**Items from a figure collection:**
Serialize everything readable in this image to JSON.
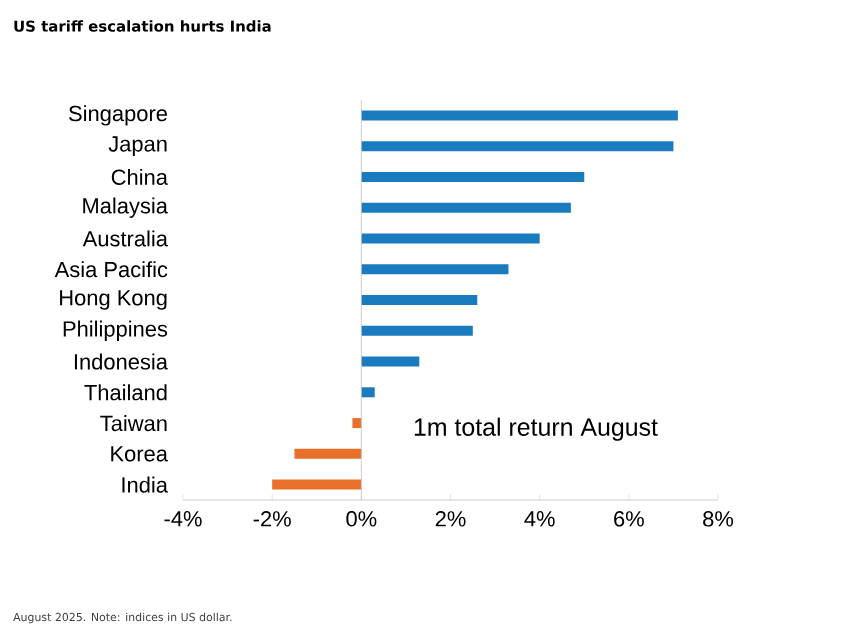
{
  "chart_data": {
    "type": "bar",
    "orientation": "horizontal",
    "title": "US tariff escalation hurts India",
    "categories": [
      "Singapore",
      "Japan",
      "China",
      "Malaysia",
      "Australia",
      "Asia Pacific",
      "Hong Kong",
      "Philippines",
      "Indonesia",
      "Thailand",
      "Taiwan",
      "Korea",
      "India"
    ],
    "values": [
      7.1,
      7.0,
      5.0,
      4.7,
      4.0,
      3.3,
      2.6,
      2.5,
      1.3,
      0.3,
      -0.2,
      -1.5,
      -2.0
    ],
    "colors": [
      "#1a7bbf",
      "#1a7bbf",
      "#1a7bbf",
      "#1a7bbf",
      "#1a7bbf",
      "#1a7bbf",
      "#1a7bbf",
      "#1a7bbf",
      "#1a7bbf",
      "#1a7bbf",
      "#e8702a",
      "#e8702a",
      "#e8702a"
    ],
    "xlim": [
      -4,
      8
    ],
    "xticks": [
      {
        "value": -4,
        "label": "-4%"
      },
      {
        "value": -2,
        "label": "-2%"
      },
      {
        "value": 0,
        "label": "0%"
      },
      {
        "value": 2,
        "label": "2%"
      },
      {
        "value": 4,
        "label": "4%"
      },
      {
        "value": 6,
        "label": "6%"
      },
      {
        "value": 8,
        "label": "8%"
      }
    ],
    "annotations": [
      "1m total return August",
      "August 2025. Note: indices in US dollar."
    ]
  }
}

**AIM OF THE EXERCISE:** Quote in full the listing given above; the images are to be left out.

**RESULT:**
Serialize everything readable in this image to JSON.
{
  "chart_data": {
    "type": "bar",
    "orientation": "horizontal",
    "title": "US tariff escalation hurts India",
    "categories": [
      "Singapore",
      "Japan",
      "China",
      "Malaysia",
      "Australia",
      "Asia Pacific",
      "Hong Kong",
      "Philippines",
      "Indonesia",
      "Thailand",
      "Taiwan",
      "Korea",
      "India"
    ],
    "values": [
      7.1,
      7.0,
      5.0,
      4.7,
      4.0,
      3.3,
      2.6,
      2.5,
      1.3,
      0.3,
      -0.2,
      -1.5,
      -2.0
    ],
    "colors": [
      "#1a7bbf",
      "#1a7bbf",
      "#1a7bbf",
      "#1a7bbf",
      "#1a7bbf",
      "#1a7bbf",
      "#1a7bbf",
      "#1a7bbf",
      "#1a7bbf",
      "#1a7bbf",
      "#e8702a",
      "#e8702a",
      "#e8702a"
    ],
    "xlim": [
      -4,
      8
    ],
    "xticks": [
      {
        "value": -4,
        "label": "-4%"
      },
      {
        "value": -2,
        "label": "-2%"
      },
      {
        "value": 0,
        "label": "0%"
      },
      {
        "value": 2,
        "label": "2%"
      },
      {
        "value": 4,
        "label": "4%"
      },
      {
        "value": 6,
        "label": "6%"
      },
      {
        "value": 8,
        "label": "8%"
      }
    ],
    "annotations": [
      "1m total return August",
      "August 2025. Note: indices in US dollar."
    ]
  }
}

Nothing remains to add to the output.